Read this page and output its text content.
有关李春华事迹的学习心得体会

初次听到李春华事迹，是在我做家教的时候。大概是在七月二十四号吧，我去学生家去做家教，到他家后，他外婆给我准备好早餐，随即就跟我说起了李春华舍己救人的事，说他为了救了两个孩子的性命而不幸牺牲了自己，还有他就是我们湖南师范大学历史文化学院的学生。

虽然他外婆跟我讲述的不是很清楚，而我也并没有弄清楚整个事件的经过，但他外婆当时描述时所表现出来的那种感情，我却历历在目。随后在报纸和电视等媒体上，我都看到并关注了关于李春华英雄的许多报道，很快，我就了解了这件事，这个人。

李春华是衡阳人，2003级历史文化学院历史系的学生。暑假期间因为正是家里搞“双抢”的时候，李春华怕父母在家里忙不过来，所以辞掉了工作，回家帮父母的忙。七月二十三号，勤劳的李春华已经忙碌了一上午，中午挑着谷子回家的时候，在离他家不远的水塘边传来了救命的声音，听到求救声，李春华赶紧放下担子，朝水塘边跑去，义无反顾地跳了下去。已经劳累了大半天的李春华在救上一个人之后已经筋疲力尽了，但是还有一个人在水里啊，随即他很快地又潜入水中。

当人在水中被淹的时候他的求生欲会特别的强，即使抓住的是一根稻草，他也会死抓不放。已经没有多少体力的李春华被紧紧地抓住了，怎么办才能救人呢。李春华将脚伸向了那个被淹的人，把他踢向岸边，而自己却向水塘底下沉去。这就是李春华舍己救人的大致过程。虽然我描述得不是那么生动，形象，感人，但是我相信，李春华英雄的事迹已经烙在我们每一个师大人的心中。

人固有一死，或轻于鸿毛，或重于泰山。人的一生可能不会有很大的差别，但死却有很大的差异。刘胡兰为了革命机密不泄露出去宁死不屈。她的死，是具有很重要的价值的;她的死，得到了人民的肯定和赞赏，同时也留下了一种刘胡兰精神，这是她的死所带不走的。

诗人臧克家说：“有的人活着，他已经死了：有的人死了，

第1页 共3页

☆ ☆ ☆ ☆ ☆ ☆ ☆

YOUR OBJECTIVE:
The records above must be repeated exactly, every one of them.

EXERCISE ANSWER:
Read this page and output its text content.
有关李春华事迹的学习心得体会

初次听到李春华事迹，是在我做家教的时候。大概是在七月二十四号吧，我去学生家去做家教，到他家后，他外婆给我准备好早餐，随即就跟我说起了李春华舍己救人的事，说他为了救了两个孩子的性命而不幸牺牲了自己，还有他就是我们湖南师范大学历史文化学院的学生。

虽然他外婆跟我讲述的不是很清楚，而我也并没有弄清楚整个事件的经过，但他外婆当时描述时所表现出来的那种感情，我却历历在目。随后在报纸和电视等媒体上，我都看到并关注了关于李春华英雄的许多报道，很快，我就了解了这件事，这个人。

李春华是衡阳人，2003级历史文化学院历史系的学生。暑假期间因为正是家里搞“双抢”的时候，李春华怕父母在家里忙不过来，所以辞掉了工作，回家帮父母的忙。七月二十三号，勤劳的李春华已经忙碌了一上午，中午挑着谷子回家的时候，在离他家不远的水塘边传来了救命的声音，听到求救声，李春华赶紧放下担子，朝水塘边跑去，义无反顾地跳了下去。已经劳累了大半天的李春华在救上一个人之后已经筋疲力尽了，但是还有一个人在水里啊，随即他很快地又潜入水中。

当人在水中被淹的时候他的求生欲会特别的强，即使抓住的是一根稻草，他也会死抓不放。已经没有多少体力的李春华被紧紧地抓住了，怎么办才能救人呢。李春华将脚伸向了那个被淹的人，把他踢向岸边，而自己却向水塘底下沉去。这就是李春华舍己救人的大致过程。虽然我描述得不是那么生动，形象，感人，但是我相信，李春华英雄的事迹已经烙在我们每一个师大人的心中。

人固有一死，或轻于鸿毛，或重于泰山。人的一生可能不会有很大的差别，但死却有很大的差异。刘胡兰为了革命机密不泄露出去宁死不屈。她的死，是具有很重要的价值的;她的死，得到了人民的肯定和赞赏，同时也留下了一种刘胡兰精神，这是她的死所带不走的。

诗人臧克家说：“有的人活着，他已经死了：有的人死了，

第1页 共3页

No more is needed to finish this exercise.